▶ Written problem
The entries below should be given again exactly, minus their pictures.

===== Exercise material

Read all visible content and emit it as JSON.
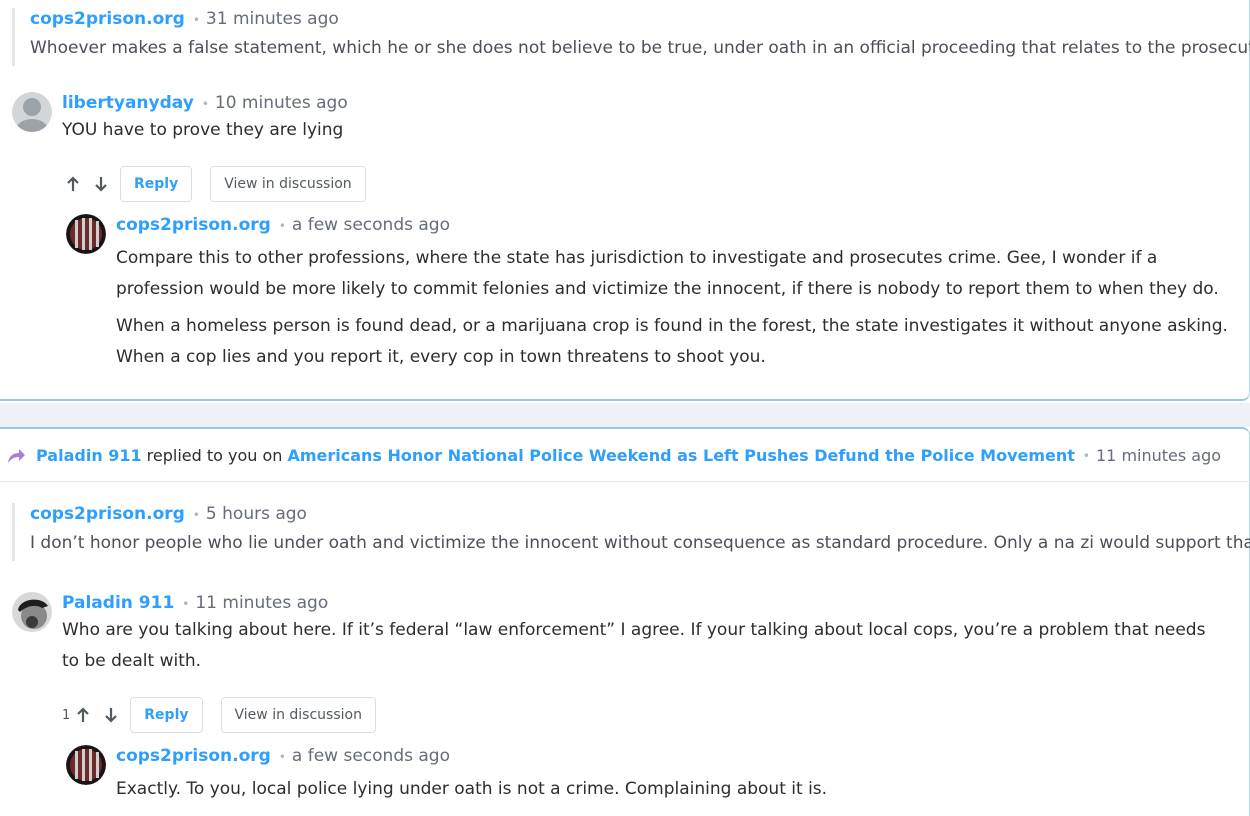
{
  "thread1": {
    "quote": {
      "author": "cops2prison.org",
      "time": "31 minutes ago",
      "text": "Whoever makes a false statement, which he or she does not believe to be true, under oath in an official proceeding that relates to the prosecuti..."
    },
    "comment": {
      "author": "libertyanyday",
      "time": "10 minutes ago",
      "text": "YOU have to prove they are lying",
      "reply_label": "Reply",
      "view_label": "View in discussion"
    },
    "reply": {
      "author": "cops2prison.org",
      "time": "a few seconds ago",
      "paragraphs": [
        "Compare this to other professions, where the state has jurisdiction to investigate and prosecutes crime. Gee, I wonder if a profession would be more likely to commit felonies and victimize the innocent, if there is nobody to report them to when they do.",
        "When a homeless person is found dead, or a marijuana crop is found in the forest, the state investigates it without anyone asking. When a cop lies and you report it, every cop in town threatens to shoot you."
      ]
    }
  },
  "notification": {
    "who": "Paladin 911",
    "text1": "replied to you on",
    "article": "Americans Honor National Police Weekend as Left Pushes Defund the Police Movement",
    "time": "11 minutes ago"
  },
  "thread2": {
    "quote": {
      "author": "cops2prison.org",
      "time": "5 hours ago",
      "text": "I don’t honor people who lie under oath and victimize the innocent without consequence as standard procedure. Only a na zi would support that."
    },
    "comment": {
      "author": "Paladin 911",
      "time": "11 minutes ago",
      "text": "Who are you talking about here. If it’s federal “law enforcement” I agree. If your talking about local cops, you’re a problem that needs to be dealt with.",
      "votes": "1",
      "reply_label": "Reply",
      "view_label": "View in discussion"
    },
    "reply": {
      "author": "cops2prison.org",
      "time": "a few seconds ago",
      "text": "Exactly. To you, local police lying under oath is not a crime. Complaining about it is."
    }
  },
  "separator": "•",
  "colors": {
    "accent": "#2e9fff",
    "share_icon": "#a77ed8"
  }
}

==========

▶ Solution
Read all visible content and emit it as JSON.
{
  "thread1": {
    "quote": {
      "author": "cops2prison.org",
      "time": "31 minutes ago",
      "text": "Whoever makes a false statement, which he or she does not believe to be true, under oath in an official proceeding that relates to the prosecuti..."
    },
    "comment": {
      "author": "libertyanyday",
      "time": "10 minutes ago",
      "text": "YOU have to prove they are lying",
      "reply_label": "Reply",
      "view_label": "View in discussion"
    },
    "reply": {
      "author": "cops2prison.org",
      "time": "a few seconds ago",
      "paragraphs": [
        "Compare this to other professions, where the state has jurisdiction to investigate and prosecutes crime. Gee, I wonder if a profession would be more likely to commit felonies and victimize the innocent, if there is nobody to report them to when they do.",
        "When a homeless person is found dead, or a marijuana crop is found in the forest, the state investigates it without anyone asking. When a cop lies and you report it, every cop in town threatens to shoot you."
      ]
    }
  },
  "notification": {
    "who": "Paladin 911",
    "text1": "replied to you on",
    "article": "Americans Honor National Police Weekend as Left Pushes Defund the Police Movement",
    "time": "11 minutes ago"
  },
  "thread2": {
    "quote": {
      "author": "cops2prison.org",
      "time": "5 hours ago",
      "text": "I don’t honor people who lie under oath and victimize the innocent without consequence as standard procedure. Only a na zi would support that."
    },
    "comment": {
      "author": "Paladin 911",
      "time": "11 minutes ago",
      "text": "Who are you talking about here. If it’s federal “law enforcement” I agree. If your talking about local cops, you’re a problem that needs to be dealt with.",
      "votes": "1",
      "reply_label": "Reply",
      "view_label": "View in discussion"
    },
    "reply": {
      "author": "cops2prison.org",
      "time": "a few seconds ago",
      "text": "Exactly. To you, local police lying under oath is not a crime. Complaining about it is."
    }
  },
  "separator": "•",
  "colors": {
    "accent": "#2e9fff",
    "share_icon": "#a77ed8"
  }
}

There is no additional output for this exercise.